Saved entries
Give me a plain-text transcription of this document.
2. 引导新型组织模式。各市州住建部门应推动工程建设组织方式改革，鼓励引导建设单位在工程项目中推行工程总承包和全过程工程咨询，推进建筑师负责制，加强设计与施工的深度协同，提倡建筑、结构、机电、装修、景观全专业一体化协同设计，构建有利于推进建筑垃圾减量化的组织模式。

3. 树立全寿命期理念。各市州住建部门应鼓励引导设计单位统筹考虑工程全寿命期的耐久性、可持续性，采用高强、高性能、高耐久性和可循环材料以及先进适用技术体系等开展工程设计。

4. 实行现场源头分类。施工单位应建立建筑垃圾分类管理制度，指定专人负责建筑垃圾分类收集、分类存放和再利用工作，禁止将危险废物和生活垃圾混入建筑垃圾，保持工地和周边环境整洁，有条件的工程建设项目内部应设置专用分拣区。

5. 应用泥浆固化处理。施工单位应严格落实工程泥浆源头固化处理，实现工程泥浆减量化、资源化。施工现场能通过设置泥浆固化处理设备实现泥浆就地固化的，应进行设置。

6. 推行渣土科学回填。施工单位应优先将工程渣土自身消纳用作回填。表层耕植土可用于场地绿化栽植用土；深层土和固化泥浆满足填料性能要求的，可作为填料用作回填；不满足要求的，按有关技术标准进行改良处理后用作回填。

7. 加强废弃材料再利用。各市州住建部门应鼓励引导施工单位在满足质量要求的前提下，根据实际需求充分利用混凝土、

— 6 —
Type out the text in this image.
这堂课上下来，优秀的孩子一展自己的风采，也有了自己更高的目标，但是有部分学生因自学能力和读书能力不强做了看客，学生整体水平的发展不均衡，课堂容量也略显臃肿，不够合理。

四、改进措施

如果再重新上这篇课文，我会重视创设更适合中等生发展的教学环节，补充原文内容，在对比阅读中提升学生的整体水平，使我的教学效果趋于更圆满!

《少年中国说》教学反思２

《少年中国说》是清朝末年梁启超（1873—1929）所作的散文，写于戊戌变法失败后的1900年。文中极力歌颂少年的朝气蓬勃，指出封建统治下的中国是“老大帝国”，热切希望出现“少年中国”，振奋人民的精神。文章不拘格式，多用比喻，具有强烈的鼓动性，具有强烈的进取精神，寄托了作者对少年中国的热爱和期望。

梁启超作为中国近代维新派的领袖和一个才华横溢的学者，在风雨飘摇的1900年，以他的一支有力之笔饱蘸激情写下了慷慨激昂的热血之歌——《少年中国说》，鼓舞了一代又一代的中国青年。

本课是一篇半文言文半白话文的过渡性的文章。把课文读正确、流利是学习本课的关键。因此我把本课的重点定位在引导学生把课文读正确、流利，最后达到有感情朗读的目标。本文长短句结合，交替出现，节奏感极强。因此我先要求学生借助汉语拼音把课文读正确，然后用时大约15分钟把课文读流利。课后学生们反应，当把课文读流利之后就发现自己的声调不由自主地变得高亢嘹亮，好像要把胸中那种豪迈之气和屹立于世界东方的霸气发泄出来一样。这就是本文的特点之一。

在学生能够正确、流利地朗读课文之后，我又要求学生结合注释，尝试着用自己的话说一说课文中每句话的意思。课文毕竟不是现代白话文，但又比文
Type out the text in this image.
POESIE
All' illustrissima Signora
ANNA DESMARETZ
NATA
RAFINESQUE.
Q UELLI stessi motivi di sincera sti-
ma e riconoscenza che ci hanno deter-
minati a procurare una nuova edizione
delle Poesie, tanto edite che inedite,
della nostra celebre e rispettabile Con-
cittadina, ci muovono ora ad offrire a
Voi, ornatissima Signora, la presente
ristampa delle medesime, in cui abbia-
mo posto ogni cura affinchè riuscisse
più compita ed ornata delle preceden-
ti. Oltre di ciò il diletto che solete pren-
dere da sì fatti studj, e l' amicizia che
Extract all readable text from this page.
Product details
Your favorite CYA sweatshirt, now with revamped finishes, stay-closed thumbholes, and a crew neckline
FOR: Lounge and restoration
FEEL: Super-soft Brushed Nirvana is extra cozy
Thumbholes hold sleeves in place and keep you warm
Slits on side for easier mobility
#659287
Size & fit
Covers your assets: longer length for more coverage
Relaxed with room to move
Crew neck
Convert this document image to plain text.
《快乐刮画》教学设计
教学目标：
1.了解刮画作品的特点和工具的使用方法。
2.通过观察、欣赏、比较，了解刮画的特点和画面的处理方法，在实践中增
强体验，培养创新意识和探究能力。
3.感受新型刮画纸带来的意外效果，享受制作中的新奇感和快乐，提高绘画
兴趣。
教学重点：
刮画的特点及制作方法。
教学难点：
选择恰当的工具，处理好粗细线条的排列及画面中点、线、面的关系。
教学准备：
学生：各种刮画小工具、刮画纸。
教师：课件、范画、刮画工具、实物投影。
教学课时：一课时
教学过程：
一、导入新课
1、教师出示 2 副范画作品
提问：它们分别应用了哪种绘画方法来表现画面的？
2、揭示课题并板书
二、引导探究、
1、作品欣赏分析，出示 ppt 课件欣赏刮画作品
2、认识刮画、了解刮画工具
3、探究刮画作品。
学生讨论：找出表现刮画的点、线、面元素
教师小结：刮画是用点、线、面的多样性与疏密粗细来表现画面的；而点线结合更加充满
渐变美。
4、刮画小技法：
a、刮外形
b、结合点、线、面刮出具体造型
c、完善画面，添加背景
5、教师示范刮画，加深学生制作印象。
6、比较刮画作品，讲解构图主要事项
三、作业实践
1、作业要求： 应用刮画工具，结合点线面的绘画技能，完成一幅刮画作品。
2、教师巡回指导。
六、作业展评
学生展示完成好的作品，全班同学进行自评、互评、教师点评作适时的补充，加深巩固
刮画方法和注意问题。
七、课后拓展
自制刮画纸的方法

### Given task
Above are the records; retype them all without a single difference.

### Full solution
Give me a plain-text transcription of this document.
2. 引导新型组织模式。各市州住建部门应推动工程建设组织方式改革，鼓励引导建设单位在工程项目中推行工程总承包和全过程工程咨询，推进建筑师负责制，加强设计与施工的深度协同，提倡建筑、结构、机电、装修、景观全专业一体化协同设计，构建有利于推进建筑垃圾减量化的组织模式。

3. 树立全寿命期理念。各市州住建部门应鼓励引导设计单位统筹考虑工程全寿命期的耐久性、可持续性，采用高强、高性能、高耐久性和可循环材料以及先进适用技术体系等开展工程设计。

4. 实行现场源头分类。施工单位应建立建筑垃圾分类管理制度，指定专人负责建筑垃圾分类收集、分类存放和再利用工作，禁止将危险废物和生活垃圾混入建筑垃圾，保持工地和周边环境整洁，有条件的工程建设项目内部应设置专用分拣区。

5. 应用泥浆固化处理。施工单位应严格落实工程泥浆源头固化处理，实现工程泥浆减量化、资源化。施工现场能通过设置泥浆固化处理设备实现泥浆就地固化的，应进行设置。

6. 推行渣土科学回填。施工单位应优先将工程渣土自身消纳用作回填。表层耕植土可用于场地绿化栽植用土；深层土和固化泥浆满足填料性能要求的，可作为填料用作回填；不满足要求的，按有关技术标准进行改良处理后用作回填。

7. 加强废弃材料再利用。各市州住建部门应鼓励引导施工单位在满足质量要求的前提下，根据实际需求充分利用混凝土、

— 6 —
Type out the text in this image.
这堂课上下来，优秀的孩子一展自己的风采，也有了自己更高的目标，但是有部分学生因自学能力和读书能力不强做了看客，学生整体水平的发展不均衡，课堂容量也略显臃肿，不够合理。

四、改进措施

如果再重新上这篇课文，我会重视创设更适合中等生发展的教学环节，补充原文内容，在对比阅读中提升学生的整体水平，使我的教学效果趋于更圆满!

《少年中国说》教学反思２

《少年中国说》是清朝末年梁启超（1873—1929）所作的散文，写于戊戌变法失败后的1900年。文中极力歌颂少年的朝气蓬勃，指出封建统治下的中国是“老大帝国”，热切希望出现“少年中国”，振奋人民的精神。文章不拘格式，多用比喻，具有强烈的鼓动性，具有强烈的进取精神，寄托了作者对少年中国的热爱和期望。

梁启超作为中国近代维新派的领袖和一个才华横溢的学者，在风雨飘摇的1900年，以他的一支有力之笔饱蘸激情写下了慷慨激昂的热血之歌——《少年中国说》，鼓舞了一代又一代的中国青年。

本课是一篇半文言文半白话文的过渡性的文章。把课文读正确、流利是学习本课的关键。因此我把本课的重点定位在引导学生把课文读正确、流利，最后达到有感情朗读的目标。本文长短句结合，交替出现，节奏感极强。因此我先要求学生借助汉语拼音把课文读正确，然后用时大约15分钟把课文读流利。课后学生们反应，当把课文读流利之后就发现自己的声调不由自主地变得高亢嘹亮，好像要把胸中那种豪迈之气和屹立于世界东方的霸气发泄出来一样。这就是本文的特点之一。

在学生能够正确、流利地朗读课文之后，我又要求学生结合注释，尝试着用自己的话说一说课文中每句话的意思。课文毕竟不是现代白话文，但又比文
Type out the text in this image.
POESIE
All' illustrissima Signora
ANNA DESMARETZ
NATA
RAFINESQUE.
Q UELLI stessi motivi di sincera sti-
ma e riconoscenza che ci hanno deter-
minati a procurare una nuova edizione
delle Poesie, tanto edite che inedite,
della nostra celebre e rispettabile Con-
cittadina, ci muovono ora ad offrire a
Voi, ornatissima Signora, la presente
ristampa delle medesime, in cui abbia-
mo posto ogni cura affinchè riuscisse
più compita ed ornata delle preceden-
ti. Oltre di ciò il diletto che solete pren-
dere da sì fatti studj, e l' amicizia che
Extract all readable text from this page.
Product details
Your favorite CYA sweatshirt, now with revamped finishes, stay-closed thumbholes, and a crew neckline
FOR: Lounge and restoration
FEEL: Super-soft Brushed Nirvana is extra cozy
Thumbholes hold sleeves in place and keep you warm
Slits on side for easier mobility
#659287
Size & fit
Covers your assets: longer length for more coverage
Relaxed with room to move
Crew neck
Convert this document image to plain text.
《快乐刮画》教学设计
教学目标：
1.了解刮画作品的特点和工具的使用方法。
2.通过观察、欣赏、比较，了解刮画的特点和画面的处理方法，在实践中增
强体验，培养创新意识和探究能力。
3.感受新型刮画纸带来的意外效果，享受制作中的新奇感和快乐，提高绘画
兴趣。
教学重点：
刮画的特点及制作方法。
教学难点：
选择恰当的工具，处理好粗细线条的排列及画面中点、线、面的关系。
教学准备：
学生：各种刮画小工具、刮画纸。
教师：课件、范画、刮画工具、实物投影。
教学课时：一课时
教学过程：
一、导入新课
1、教师出示 2 副范画作品
提问：它们分别应用了哪种绘画方法来表现画面的？
2、揭示课题并板书
二、引导探究、
1、作品欣赏分析，出示 ppt 课件欣赏刮画作品
2、认识刮画、了解刮画工具
3、探究刮画作品。
学生讨论：找出表现刮画的点、线、面元素
教师小结：刮画是用点、线、面的多样性与疏密粗细来表现画面的；而点线结合更加充满
渐变美。
4、刮画小技法：
a、刮外形
b、结合点、线、面刮出具体造型
c、完善画面，添加背景
5、教师示范刮画，加深学生制作印象。
6、比较刮画作品，讲解构图主要事项
三、作业实践
1、作业要求： 应用刮画工具，结合点线面的绘画技能，完成一幅刮画作品。
2、教师巡回指导。
六、作业展评
学生展示完成好的作品，全班同学进行自评、互评、教师点评作适时的补充，加深巩固
刮画方法和注意问题。
七、课后拓展
自制刮画纸的方法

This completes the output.